◆ ASSIGNED TASK
Search the data for the string "Kaplan" and copy each line where it turns up.

━━━ RECORDS SHOWN

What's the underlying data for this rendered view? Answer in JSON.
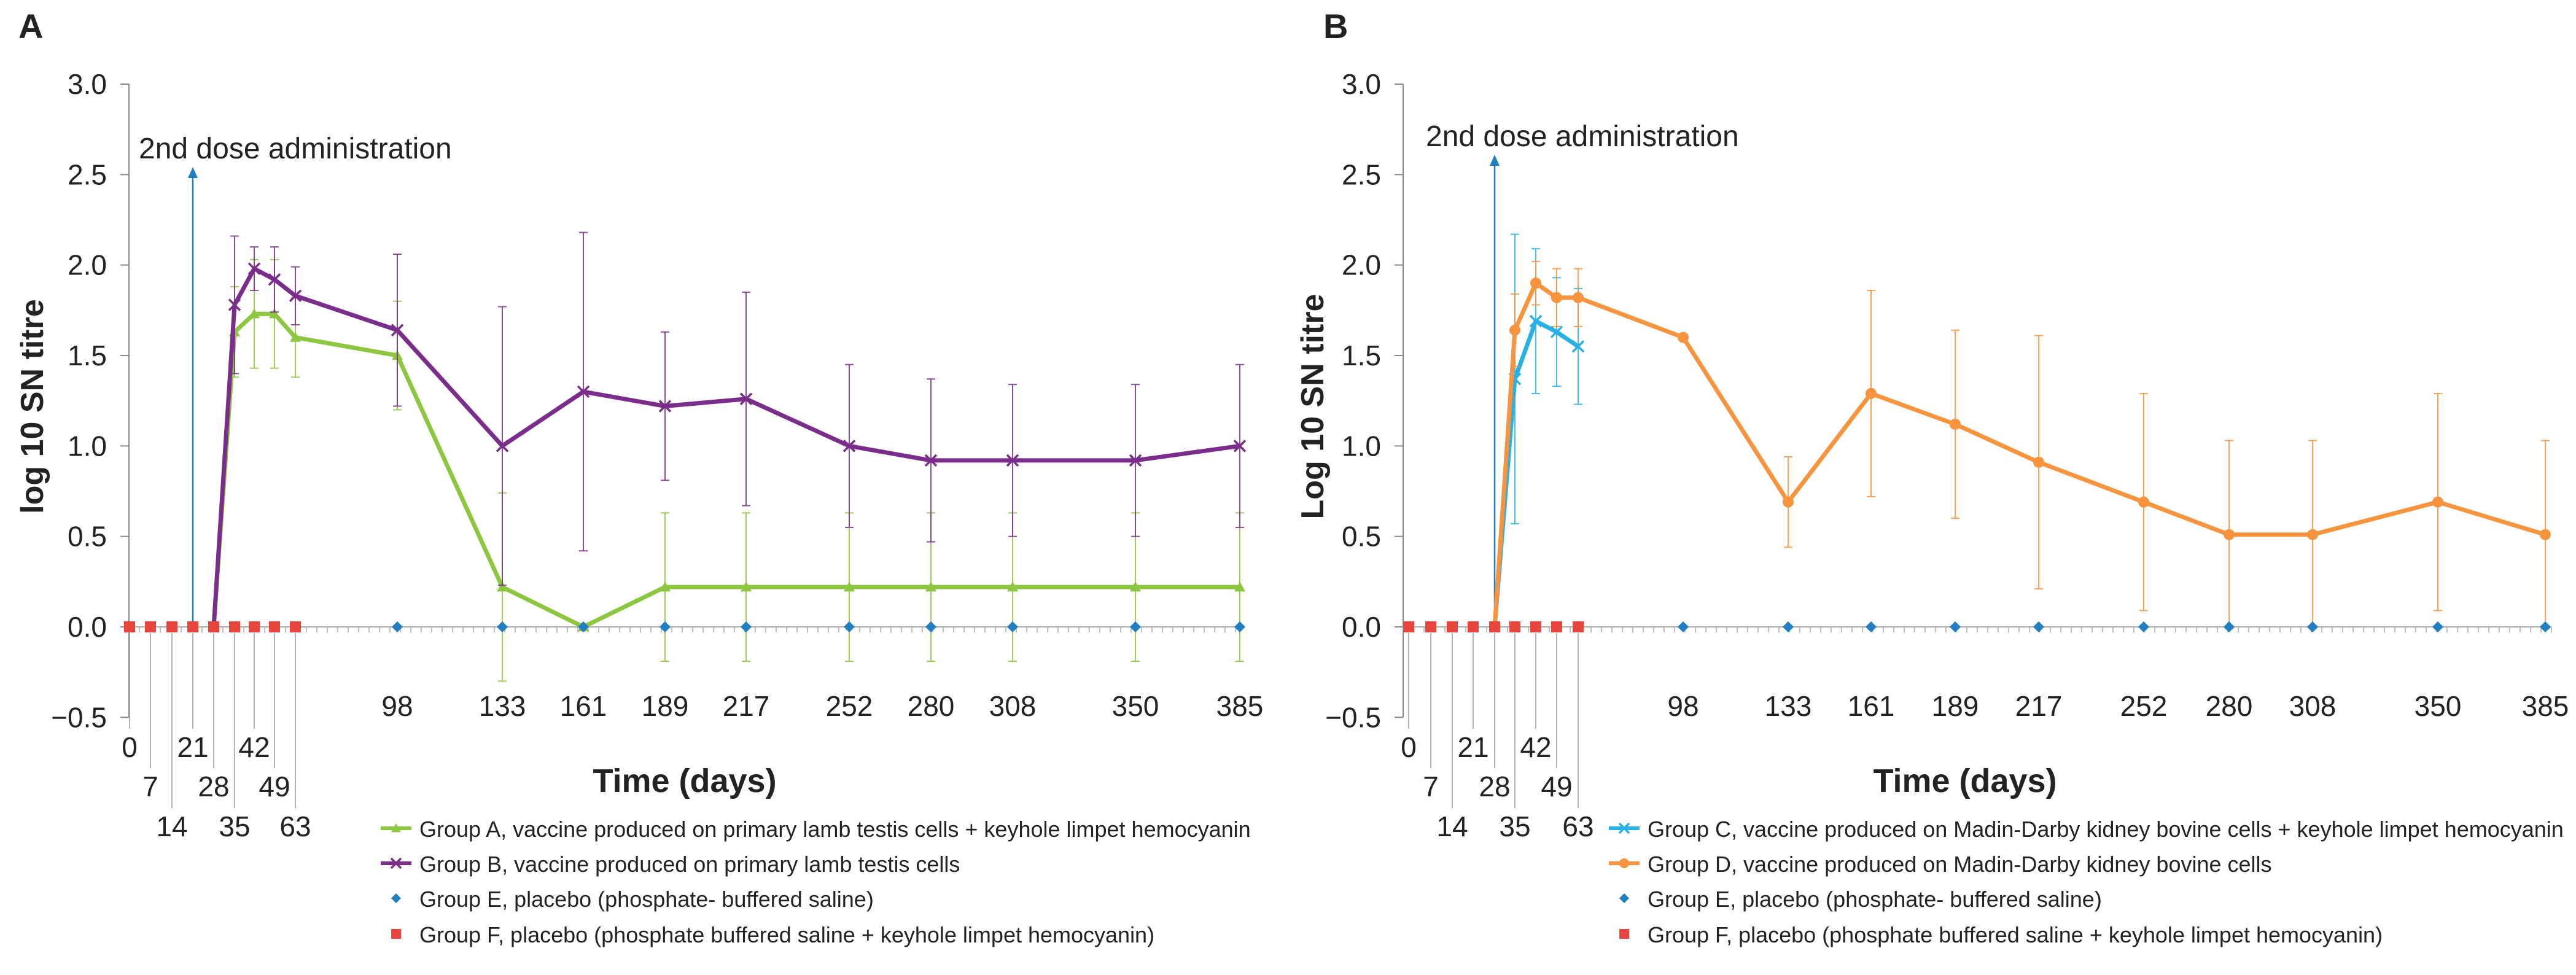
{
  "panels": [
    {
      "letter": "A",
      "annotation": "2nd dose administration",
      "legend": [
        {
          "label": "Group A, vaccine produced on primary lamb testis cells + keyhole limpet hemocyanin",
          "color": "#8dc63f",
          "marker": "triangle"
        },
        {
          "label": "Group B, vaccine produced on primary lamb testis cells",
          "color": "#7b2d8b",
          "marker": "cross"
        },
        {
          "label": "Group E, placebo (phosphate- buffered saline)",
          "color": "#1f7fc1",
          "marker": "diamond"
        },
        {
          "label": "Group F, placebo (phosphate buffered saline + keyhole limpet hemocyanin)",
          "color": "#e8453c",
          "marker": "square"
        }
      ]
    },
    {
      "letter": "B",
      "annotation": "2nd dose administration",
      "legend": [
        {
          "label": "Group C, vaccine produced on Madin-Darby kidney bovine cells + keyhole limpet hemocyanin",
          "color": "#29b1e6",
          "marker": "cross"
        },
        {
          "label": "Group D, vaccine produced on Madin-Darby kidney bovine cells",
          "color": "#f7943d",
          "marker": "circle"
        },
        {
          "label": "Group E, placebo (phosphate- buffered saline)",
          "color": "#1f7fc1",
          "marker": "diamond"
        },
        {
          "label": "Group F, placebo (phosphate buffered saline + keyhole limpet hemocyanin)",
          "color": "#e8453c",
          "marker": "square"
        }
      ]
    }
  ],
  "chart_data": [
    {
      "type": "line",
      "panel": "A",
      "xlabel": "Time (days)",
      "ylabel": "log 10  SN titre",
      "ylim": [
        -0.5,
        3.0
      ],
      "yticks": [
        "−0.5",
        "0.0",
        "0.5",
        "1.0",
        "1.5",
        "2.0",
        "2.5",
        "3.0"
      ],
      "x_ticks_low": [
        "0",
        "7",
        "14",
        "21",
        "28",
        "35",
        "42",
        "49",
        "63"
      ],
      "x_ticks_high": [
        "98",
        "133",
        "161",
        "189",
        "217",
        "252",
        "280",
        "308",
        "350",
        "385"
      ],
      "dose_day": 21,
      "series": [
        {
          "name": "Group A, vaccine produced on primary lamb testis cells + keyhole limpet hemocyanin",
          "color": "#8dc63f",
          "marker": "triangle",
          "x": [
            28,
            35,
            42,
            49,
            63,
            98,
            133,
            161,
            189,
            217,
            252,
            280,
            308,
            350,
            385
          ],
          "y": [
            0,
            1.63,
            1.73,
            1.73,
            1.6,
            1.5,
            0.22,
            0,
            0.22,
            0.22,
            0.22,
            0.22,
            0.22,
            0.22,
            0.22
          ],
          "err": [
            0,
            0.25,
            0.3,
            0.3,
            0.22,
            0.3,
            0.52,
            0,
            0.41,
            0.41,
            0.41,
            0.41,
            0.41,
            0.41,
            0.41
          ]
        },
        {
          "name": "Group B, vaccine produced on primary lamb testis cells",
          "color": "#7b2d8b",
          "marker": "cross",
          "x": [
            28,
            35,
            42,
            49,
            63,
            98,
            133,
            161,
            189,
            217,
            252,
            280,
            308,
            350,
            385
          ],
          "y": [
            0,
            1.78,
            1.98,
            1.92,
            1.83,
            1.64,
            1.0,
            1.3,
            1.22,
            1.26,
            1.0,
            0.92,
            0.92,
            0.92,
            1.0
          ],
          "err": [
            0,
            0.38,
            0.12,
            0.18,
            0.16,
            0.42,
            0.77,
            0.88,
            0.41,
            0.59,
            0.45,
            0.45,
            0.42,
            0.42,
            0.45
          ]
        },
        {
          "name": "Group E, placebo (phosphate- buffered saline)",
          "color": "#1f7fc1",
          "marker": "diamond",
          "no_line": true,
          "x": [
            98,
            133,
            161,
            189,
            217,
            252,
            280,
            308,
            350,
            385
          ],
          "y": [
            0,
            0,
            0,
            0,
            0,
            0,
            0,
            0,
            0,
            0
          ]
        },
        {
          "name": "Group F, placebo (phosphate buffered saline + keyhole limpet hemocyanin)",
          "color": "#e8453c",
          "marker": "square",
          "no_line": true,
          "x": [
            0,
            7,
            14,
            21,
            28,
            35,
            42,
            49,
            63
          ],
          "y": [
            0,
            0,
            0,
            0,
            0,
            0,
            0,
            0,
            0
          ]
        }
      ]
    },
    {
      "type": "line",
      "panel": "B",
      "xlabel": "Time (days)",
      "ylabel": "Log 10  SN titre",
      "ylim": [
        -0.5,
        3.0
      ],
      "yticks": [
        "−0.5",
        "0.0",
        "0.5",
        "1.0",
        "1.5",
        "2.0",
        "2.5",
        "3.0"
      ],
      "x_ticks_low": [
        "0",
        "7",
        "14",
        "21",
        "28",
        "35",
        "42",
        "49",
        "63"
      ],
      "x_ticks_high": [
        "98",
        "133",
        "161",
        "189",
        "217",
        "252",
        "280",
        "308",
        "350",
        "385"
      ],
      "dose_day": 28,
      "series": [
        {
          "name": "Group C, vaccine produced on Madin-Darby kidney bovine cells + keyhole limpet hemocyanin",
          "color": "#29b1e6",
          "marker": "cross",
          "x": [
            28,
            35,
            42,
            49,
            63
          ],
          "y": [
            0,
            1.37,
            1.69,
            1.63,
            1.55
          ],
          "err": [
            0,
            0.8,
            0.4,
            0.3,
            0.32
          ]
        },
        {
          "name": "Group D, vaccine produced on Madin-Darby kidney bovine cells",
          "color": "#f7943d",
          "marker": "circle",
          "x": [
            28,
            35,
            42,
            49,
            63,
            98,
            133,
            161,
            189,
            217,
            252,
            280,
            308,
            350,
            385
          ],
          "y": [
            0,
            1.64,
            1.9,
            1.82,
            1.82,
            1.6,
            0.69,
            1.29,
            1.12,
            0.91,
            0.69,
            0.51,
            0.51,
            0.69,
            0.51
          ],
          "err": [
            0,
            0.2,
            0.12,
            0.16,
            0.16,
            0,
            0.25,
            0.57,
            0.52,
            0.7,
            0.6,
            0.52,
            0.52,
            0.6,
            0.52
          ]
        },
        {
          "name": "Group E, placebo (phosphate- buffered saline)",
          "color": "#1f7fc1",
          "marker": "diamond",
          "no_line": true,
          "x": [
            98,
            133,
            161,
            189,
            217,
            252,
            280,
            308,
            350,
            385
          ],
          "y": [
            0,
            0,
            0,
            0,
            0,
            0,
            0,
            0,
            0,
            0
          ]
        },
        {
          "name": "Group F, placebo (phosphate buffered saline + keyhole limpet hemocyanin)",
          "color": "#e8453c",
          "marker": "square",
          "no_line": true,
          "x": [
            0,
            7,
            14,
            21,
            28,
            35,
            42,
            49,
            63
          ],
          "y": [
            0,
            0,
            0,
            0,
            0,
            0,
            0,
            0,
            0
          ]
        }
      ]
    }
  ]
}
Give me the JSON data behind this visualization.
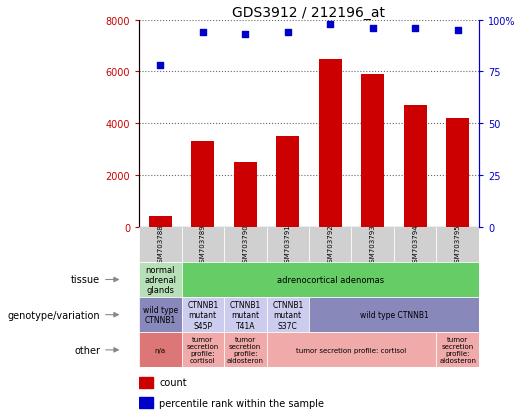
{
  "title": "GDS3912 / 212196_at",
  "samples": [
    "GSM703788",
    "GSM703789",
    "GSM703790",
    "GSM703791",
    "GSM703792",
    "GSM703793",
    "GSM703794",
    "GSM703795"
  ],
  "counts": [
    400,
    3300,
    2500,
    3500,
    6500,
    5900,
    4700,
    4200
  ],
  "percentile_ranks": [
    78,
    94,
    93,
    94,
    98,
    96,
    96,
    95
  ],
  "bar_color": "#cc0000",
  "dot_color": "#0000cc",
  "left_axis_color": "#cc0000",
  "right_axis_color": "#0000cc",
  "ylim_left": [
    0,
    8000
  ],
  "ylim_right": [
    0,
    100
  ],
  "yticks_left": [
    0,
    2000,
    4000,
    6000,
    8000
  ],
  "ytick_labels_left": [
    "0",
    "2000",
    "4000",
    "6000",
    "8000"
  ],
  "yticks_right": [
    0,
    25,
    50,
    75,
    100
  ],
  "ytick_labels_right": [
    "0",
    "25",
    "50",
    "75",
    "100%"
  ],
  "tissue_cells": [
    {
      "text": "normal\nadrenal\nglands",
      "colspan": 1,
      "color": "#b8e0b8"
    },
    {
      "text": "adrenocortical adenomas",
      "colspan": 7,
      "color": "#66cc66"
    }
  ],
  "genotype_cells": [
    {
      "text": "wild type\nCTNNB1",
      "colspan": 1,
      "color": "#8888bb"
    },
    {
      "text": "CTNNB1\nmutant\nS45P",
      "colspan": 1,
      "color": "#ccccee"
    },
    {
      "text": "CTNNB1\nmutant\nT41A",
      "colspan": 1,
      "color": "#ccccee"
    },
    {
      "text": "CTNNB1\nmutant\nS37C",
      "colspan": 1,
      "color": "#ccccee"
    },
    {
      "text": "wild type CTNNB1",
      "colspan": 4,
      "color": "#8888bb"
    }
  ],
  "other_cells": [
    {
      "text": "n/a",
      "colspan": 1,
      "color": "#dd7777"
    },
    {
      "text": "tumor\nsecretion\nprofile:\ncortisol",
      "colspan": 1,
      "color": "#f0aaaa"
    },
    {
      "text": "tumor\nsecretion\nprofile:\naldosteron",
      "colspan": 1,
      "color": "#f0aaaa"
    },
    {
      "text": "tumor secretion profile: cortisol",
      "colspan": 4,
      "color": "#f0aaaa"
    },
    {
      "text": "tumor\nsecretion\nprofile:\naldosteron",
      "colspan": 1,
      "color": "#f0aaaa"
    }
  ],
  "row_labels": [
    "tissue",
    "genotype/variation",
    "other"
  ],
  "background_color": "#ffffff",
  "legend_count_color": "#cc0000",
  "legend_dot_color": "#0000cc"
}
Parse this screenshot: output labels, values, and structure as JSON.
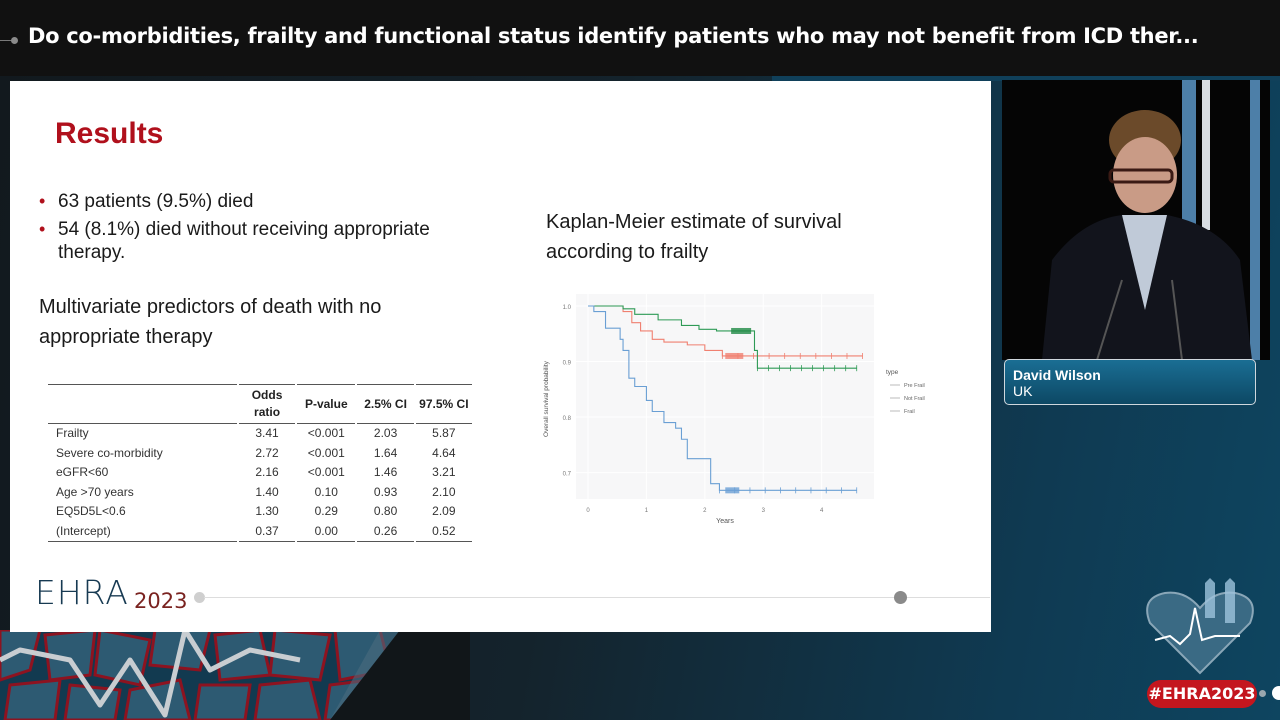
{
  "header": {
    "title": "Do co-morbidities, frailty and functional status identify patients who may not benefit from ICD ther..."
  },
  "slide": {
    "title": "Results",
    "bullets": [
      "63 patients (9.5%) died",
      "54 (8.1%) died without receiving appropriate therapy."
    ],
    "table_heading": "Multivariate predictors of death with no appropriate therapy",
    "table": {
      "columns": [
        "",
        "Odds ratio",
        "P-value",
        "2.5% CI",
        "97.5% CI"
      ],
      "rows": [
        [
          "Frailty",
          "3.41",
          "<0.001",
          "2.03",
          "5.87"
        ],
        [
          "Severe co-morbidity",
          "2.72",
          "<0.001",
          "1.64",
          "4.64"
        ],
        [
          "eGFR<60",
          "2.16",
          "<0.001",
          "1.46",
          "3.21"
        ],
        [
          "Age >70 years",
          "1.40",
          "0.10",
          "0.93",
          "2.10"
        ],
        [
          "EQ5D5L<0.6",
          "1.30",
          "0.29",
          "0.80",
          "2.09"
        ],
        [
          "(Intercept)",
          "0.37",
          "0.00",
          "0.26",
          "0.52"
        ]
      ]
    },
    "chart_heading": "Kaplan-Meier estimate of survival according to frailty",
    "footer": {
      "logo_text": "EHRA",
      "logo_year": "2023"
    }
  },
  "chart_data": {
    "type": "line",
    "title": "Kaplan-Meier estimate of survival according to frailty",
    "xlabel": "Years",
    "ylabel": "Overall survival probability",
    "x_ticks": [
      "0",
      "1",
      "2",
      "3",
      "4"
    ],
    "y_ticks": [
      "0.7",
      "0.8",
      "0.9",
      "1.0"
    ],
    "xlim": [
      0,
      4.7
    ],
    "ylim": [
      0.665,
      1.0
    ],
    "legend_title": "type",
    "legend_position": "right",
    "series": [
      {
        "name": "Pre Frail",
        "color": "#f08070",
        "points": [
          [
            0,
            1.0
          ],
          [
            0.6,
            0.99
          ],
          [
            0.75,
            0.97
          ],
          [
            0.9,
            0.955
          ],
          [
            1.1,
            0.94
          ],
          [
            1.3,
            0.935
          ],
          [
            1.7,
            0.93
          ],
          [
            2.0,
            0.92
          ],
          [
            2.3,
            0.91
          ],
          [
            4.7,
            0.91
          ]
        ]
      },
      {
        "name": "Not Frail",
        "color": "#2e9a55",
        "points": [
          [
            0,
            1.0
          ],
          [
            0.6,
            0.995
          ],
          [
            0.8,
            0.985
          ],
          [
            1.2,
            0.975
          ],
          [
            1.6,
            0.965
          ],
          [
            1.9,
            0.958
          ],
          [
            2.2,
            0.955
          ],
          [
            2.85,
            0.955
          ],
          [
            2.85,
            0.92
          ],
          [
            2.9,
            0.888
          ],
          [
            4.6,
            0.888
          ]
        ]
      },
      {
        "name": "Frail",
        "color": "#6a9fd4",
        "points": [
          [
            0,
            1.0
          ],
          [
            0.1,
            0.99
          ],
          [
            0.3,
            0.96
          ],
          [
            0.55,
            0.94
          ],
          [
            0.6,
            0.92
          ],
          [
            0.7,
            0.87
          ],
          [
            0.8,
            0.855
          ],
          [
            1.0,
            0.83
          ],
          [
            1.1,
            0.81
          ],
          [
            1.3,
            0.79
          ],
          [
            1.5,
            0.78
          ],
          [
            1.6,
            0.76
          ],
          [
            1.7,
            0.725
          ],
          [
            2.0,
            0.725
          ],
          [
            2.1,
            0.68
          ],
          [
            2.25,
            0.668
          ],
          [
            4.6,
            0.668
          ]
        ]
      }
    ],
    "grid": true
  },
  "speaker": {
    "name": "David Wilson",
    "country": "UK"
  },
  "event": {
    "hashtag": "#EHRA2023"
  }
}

━━━━━━

◆ RESULT FOR THIS EXERCISE
    "chart_heading": "Kaplan-Meier estimate of survival according to frailty",
    "title": "Kaplan-Meier estimate of survival according to frailty",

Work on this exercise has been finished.